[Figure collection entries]
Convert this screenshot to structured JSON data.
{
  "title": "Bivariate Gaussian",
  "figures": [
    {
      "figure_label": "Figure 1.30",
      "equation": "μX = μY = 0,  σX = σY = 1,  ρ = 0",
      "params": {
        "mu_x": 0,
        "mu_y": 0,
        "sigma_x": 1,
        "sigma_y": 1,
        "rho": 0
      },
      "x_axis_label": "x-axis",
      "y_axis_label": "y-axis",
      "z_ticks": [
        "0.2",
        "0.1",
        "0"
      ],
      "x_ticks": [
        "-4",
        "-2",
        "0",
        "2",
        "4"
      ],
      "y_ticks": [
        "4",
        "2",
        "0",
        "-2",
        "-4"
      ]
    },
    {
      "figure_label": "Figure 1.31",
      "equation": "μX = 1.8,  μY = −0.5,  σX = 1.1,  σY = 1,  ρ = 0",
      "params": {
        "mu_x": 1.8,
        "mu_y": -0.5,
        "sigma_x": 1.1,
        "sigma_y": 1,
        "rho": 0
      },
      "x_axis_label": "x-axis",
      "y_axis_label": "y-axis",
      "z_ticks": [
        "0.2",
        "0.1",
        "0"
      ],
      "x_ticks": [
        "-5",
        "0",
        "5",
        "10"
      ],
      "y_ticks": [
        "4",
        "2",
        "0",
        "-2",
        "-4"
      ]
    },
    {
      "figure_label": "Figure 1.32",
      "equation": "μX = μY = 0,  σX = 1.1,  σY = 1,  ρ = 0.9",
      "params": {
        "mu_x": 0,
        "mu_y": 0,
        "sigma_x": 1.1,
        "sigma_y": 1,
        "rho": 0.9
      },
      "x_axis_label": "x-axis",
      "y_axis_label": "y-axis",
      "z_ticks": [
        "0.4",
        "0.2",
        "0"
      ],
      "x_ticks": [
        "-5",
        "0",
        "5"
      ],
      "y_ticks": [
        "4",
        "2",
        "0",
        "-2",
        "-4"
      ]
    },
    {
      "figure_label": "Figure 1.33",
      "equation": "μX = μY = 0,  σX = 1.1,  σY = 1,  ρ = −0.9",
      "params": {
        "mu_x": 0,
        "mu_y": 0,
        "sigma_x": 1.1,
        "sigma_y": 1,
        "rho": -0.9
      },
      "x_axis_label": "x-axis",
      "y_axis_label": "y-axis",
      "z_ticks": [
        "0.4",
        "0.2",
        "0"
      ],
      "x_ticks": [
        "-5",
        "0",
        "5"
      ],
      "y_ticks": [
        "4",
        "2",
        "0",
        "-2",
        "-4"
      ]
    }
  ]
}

* [EXERCISE OBJECTIVE]: Give only the number of lines in the data that hold the string "equation".

* [FINISHED TASK]: 4